● DOCUMENT SEGMENT
— Start —

GUEST: I brought, uh, an Erna Rosenstein painting.
I know that E-Erna Rosenstein was a Holocaust survivor.
It's painted in 1955, we've had it for about 37 years.
It was from an auction house where they were auctioning stuff for a charity.
APPRAISER: Erna Rosenstein was really a very important Polish avant-garde artist.
She was born in 1913 in what is currently known as the Ukrainian city of Lviv.
She studied to be an artist.
She was very taken by surrealism.
She spent a lot of time in Europe learning how to paint from some of the great masters of modern art.
In 1939, she went back to Poland to be with her family.
When the Nazis invaded Poland, her family got rather nervous about how things were going to go.
She and her mother moved to the Jewish ghetto.
Her father went into hiding.
In 1942, he was able to secure some false identity documents so that they could try to escape to Warsaw.
Sadly, um, they had a very tragic, um, experience while they were trying to escape.
Her mother and father were murdered...
GUEST: Right.
APPRAISER: ...in a forest.
She was there.
She was wounded in the whole experience, but she did escape.
And she spent the next several years living under false identities and moving around, trying to just survive the war, which she ultimately did, she was a Holocaust survivor.
She did really spend the rest of her career using those experiences in her art.
And we see some of that in this painting.

— End —

● INFORMATION SHOWN
— Start —

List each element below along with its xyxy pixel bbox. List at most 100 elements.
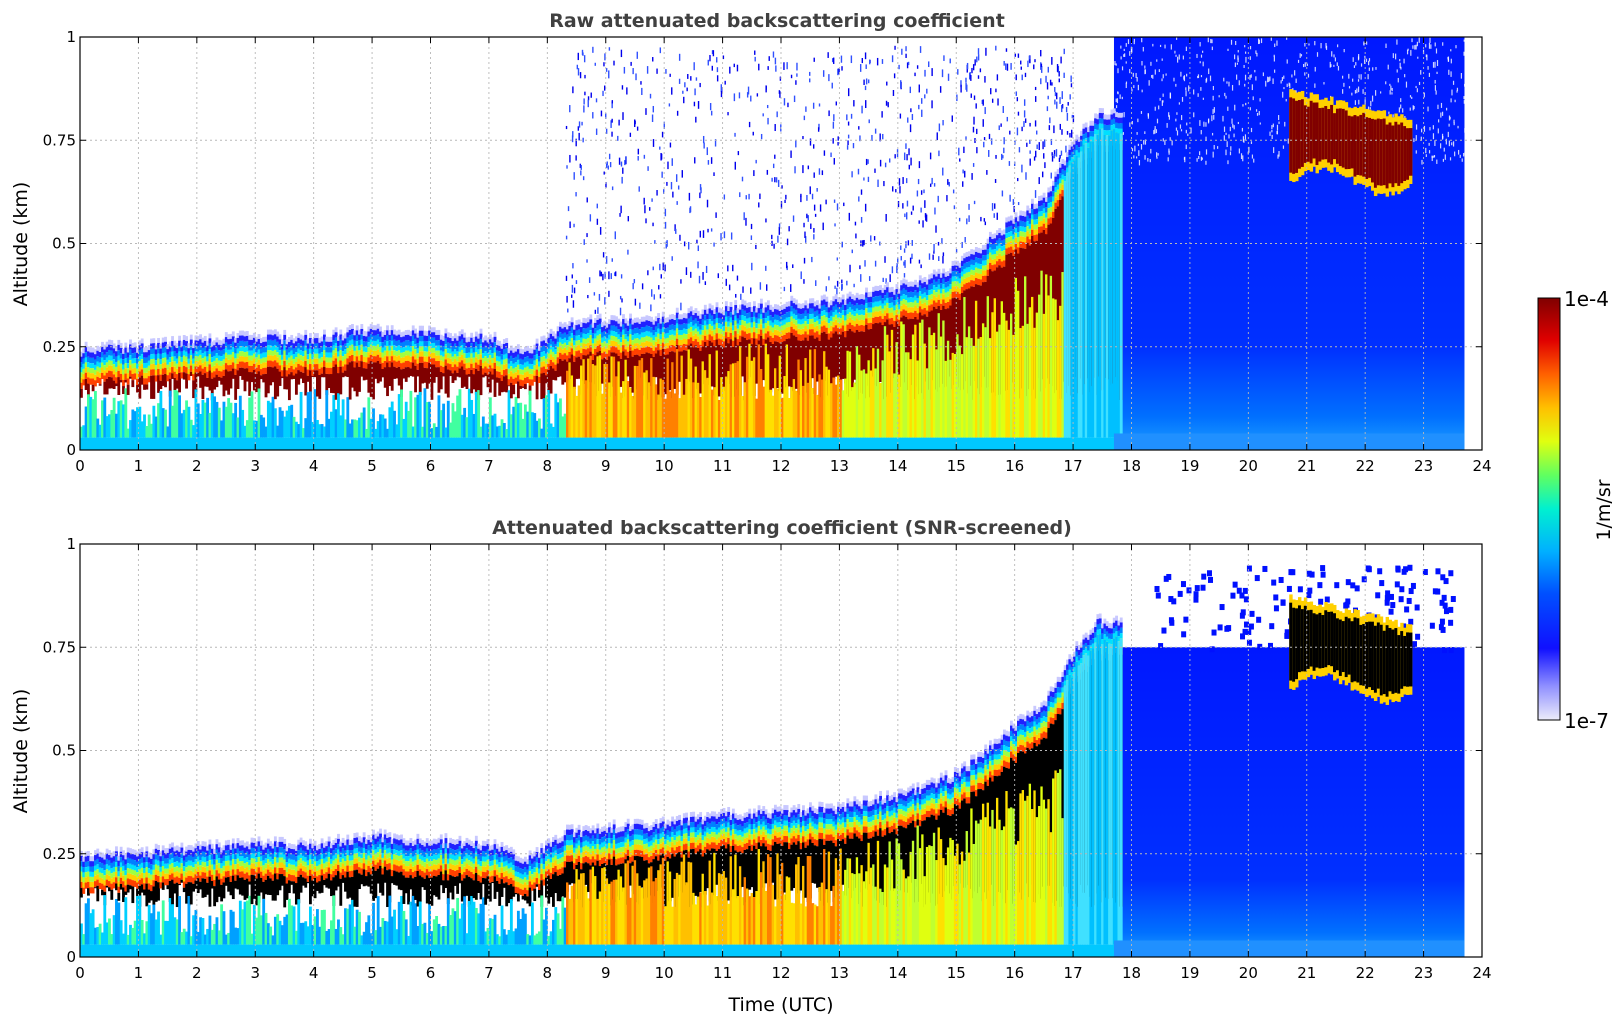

— End —

● STATED PROBLEM A
According to the appraisal transcript, in what year did Erna Rosenstein return to Poland to be with her family?
● STATED PROBLEM B
Duplicate the part of the appraisal transcript from "Her father went" to "She was there.".

● FINAL ANSWER A
1939

● FINAL ANSWER B
Her father went into hiding.
In 1942, he was able to secure some false identity documents so that they could try to escape to Warsaw.
Sadly, um, they had a very tragic, um, experience while they were trying to escape.
Her mother and father were murdered...
GUEST: Right.
APPRAISER: ...in a forest.
She was there.